§ **Exercise brief**
Make an exact copy of the records, with the pictures left out.

-- Data lines start --

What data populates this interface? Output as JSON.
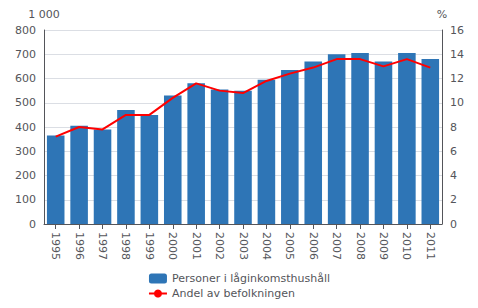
{
  "chart_data": {
    "type": "bar",
    "categories": [
      "1995",
      "1996",
      "1997",
      "1998",
      "1999",
      "2000",
      "2001",
      "2002",
      "2003",
      "2004",
      "2005",
      "2006",
      "2007",
      "2008",
      "2009",
      "2010",
      "2011"
    ],
    "series": [
      {
        "name": "Personer i låginkomsthushåll",
        "type": "bar",
        "color": "#2E75B6",
        "values": [
          365,
          405,
          390,
          470,
          450,
          530,
          580,
          555,
          550,
          595,
          635,
          670,
          700,
          705,
          670,
          705,
          680
        ]
      },
      {
        "name": "Andel av befolkningen",
        "type": "line",
        "color": "#FF0000",
        "axis": "y2",
        "values": [
          7.2,
          8.0,
          7.8,
          9.0,
          9.0,
          10.4,
          11.6,
          11.0,
          10.8,
          11.8,
          12.4,
          12.9,
          13.6,
          13.6,
          13.0,
          13.6,
          12.9
        ]
      }
    ],
    "y_label": "1 000",
    "y2_label": "%",
    "ylim": [
      0,
      800
    ],
    "yticks": [
      0,
      100,
      200,
      300,
      400,
      500,
      600,
      700,
      800
    ],
    "y2lim": [
      0,
      16
    ],
    "y2ticks": [
      0,
      2,
      4,
      6,
      8,
      10,
      12,
      14,
      16
    ],
    "grid": true,
    "legend": "bottom"
  }
}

-- Data lines end --

§ **Solved exercise**
What data populates this interface? Output as JSON.
{
  "chart_data": {
    "type": "bar",
    "categories": [
      "1995",
      "1996",
      "1997",
      "1998",
      "1999",
      "2000",
      "2001",
      "2002",
      "2003",
      "2004",
      "2005",
      "2006",
      "2007",
      "2008",
      "2009",
      "2010",
      "2011"
    ],
    "series": [
      {
        "name": "Personer i låginkomsthushåll",
        "type": "bar",
        "color": "#2E75B6",
        "values": [
          365,
          405,
          390,
          470,
          450,
          530,
          580,
          555,
          550,
          595,
          635,
          670,
          700,
          705,
          670,
          705,
          680
        ]
      },
      {
        "name": "Andel av befolkningen",
        "type": "line",
        "color": "#FF0000",
        "axis": "y2",
        "values": [
          7.2,
          8.0,
          7.8,
          9.0,
          9.0,
          10.4,
          11.6,
          11.0,
          10.8,
          11.8,
          12.4,
          12.9,
          13.6,
          13.6,
          13.0,
          13.6,
          12.9
        ]
      }
    ],
    "y_label": "1 000",
    "y2_label": "%",
    "ylim": [
      0,
      800
    ],
    "yticks": [
      0,
      100,
      200,
      300,
      400,
      500,
      600,
      700,
      800
    ],
    "y2lim": [
      0,
      16
    ],
    "y2ticks": [
      0,
      2,
      4,
      6,
      8,
      10,
      12,
      14,
      16
    ],
    "grid": true,
    "legend": "bottom"
  }
}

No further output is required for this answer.